[Records from a collection of figures]

● ● ● ● ● ● ●

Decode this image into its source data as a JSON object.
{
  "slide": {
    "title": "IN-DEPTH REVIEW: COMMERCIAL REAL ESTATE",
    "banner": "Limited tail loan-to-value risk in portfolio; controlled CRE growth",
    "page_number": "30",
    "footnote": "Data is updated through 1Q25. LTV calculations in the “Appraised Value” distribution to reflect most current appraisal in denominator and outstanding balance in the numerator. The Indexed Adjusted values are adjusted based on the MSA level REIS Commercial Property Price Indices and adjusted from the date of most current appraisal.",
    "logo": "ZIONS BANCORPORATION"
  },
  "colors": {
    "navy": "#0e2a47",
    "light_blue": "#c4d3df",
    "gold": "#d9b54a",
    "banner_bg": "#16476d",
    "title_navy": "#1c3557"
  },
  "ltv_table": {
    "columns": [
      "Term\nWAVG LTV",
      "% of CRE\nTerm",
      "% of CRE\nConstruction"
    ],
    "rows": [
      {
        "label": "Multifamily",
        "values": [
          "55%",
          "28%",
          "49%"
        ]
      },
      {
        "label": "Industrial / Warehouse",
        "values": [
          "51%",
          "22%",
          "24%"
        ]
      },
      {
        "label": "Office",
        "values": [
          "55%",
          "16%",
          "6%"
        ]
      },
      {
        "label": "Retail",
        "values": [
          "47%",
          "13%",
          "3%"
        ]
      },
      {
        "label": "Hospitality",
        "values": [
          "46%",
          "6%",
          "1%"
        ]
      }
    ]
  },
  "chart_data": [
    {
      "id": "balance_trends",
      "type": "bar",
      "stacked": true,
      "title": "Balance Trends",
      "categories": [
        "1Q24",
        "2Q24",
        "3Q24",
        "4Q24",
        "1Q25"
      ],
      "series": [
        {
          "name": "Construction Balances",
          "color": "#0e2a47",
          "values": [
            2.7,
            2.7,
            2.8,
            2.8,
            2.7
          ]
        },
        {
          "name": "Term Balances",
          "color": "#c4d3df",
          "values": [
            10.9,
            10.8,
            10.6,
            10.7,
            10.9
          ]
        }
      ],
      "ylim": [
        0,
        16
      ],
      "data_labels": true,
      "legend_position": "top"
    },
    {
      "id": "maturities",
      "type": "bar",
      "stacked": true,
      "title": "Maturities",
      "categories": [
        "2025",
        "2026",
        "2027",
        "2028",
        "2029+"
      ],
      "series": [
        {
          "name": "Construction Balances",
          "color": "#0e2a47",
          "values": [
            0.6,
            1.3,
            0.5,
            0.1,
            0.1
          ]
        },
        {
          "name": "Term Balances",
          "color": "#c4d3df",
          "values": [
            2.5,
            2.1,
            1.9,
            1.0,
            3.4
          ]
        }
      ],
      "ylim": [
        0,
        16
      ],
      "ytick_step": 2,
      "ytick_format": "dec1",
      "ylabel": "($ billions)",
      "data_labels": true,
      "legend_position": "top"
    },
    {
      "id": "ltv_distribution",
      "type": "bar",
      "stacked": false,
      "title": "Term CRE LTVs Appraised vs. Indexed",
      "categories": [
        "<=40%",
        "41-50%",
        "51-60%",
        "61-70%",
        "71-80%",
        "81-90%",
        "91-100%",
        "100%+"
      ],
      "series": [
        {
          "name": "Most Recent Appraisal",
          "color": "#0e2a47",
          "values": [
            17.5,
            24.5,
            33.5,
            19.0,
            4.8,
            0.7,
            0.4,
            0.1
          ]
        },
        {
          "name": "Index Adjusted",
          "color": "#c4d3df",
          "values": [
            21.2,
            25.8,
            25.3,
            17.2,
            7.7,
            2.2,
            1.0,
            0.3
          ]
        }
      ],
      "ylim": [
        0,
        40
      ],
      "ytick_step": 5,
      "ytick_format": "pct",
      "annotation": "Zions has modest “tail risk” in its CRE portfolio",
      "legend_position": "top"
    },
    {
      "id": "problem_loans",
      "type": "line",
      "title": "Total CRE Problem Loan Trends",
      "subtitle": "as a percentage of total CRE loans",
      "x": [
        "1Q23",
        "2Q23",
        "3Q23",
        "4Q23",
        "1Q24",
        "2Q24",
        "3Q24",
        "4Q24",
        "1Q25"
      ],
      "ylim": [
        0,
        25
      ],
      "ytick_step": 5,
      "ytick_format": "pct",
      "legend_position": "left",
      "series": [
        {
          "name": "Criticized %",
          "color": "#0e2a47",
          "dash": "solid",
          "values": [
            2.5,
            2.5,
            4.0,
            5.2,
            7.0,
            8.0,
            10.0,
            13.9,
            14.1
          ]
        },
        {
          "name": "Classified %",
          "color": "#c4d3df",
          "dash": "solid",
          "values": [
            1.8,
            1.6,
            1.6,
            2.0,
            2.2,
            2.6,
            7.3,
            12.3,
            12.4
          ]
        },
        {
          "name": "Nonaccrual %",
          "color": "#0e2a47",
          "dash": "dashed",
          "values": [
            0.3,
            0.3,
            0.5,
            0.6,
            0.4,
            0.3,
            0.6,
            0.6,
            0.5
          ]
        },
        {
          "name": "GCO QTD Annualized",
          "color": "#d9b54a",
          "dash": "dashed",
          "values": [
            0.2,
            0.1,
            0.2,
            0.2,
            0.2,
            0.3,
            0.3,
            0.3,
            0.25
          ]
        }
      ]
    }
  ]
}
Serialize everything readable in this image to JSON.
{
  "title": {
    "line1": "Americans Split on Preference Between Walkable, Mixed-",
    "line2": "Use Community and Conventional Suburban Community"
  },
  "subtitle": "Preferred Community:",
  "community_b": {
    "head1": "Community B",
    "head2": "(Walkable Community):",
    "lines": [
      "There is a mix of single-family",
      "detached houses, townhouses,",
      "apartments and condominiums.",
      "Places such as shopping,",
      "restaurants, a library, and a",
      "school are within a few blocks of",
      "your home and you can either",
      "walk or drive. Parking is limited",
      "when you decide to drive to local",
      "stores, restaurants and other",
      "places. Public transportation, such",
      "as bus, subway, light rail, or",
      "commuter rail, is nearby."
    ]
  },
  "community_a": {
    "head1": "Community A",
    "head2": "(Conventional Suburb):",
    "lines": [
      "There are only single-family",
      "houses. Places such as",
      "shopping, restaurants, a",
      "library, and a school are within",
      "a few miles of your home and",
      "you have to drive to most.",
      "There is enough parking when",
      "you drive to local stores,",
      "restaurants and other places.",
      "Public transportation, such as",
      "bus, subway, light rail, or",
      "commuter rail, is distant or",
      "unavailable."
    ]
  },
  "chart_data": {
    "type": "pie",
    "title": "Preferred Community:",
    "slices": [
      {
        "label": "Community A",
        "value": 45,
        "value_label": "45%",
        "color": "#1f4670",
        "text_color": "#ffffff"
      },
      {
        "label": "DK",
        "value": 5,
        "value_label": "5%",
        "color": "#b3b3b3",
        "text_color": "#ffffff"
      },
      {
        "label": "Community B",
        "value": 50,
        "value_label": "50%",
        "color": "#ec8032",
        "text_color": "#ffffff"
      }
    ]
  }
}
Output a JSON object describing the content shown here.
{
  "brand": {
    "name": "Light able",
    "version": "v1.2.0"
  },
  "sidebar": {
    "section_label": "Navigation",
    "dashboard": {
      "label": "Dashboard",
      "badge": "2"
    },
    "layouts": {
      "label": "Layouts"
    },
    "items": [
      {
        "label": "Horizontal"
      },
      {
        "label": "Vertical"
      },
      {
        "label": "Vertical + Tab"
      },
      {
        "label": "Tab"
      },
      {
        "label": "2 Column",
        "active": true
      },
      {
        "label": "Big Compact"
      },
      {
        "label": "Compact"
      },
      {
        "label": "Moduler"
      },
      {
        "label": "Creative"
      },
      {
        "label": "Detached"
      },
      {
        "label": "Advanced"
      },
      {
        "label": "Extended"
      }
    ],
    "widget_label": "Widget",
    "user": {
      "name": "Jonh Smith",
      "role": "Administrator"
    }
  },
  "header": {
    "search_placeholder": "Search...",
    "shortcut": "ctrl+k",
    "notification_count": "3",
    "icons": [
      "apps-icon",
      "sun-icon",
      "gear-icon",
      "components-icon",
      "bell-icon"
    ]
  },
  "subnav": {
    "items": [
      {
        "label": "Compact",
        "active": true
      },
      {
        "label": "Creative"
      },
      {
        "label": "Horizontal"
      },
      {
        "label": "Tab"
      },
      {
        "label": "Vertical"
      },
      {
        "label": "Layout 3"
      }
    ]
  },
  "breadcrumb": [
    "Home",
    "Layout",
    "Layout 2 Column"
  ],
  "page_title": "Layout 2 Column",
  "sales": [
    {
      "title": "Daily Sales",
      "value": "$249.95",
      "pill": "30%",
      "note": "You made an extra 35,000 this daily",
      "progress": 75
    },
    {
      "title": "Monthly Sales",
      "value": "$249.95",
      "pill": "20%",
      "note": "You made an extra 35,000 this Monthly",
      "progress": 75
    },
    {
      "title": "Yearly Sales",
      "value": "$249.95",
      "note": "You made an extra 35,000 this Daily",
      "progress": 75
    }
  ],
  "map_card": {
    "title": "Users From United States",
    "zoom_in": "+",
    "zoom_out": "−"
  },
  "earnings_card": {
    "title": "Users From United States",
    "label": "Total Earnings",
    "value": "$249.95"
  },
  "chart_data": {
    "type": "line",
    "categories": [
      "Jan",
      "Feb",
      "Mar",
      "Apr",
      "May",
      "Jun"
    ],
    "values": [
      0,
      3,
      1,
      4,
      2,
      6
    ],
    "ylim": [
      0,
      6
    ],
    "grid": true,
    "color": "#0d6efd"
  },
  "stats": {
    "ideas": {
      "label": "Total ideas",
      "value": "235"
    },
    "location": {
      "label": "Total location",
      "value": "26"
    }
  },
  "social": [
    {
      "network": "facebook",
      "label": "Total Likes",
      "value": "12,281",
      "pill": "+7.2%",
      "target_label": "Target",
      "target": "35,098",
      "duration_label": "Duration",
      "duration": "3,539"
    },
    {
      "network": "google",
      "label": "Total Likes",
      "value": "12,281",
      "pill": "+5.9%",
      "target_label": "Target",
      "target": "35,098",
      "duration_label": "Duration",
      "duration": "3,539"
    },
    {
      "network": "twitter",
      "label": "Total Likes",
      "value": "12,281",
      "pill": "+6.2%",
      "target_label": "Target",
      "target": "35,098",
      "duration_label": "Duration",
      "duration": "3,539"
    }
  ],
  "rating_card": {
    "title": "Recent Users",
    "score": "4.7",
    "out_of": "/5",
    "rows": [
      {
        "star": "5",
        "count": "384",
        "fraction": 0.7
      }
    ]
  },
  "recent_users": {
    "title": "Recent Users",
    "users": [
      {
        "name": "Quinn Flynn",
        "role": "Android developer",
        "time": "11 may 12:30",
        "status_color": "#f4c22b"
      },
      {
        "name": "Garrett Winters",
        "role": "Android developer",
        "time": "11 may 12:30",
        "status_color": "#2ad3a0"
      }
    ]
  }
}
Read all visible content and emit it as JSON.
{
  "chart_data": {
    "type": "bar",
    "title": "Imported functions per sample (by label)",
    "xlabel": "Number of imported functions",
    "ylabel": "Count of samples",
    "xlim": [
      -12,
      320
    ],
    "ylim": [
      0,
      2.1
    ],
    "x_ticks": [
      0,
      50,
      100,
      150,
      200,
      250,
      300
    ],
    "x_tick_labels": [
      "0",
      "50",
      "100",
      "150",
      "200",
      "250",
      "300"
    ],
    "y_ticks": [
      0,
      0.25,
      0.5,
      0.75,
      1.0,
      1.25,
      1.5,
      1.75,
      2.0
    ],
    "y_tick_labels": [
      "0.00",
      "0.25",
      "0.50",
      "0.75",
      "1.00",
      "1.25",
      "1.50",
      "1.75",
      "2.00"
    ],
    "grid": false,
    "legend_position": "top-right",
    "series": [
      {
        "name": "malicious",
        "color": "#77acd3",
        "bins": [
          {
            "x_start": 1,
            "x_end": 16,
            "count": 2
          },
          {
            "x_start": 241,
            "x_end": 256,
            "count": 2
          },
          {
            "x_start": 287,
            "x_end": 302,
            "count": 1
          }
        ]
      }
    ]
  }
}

● ● ● ● ● ● ●

Exercise: Report how many lines of the records above contain the word "Adjusted", giving only the number.

Written response: 2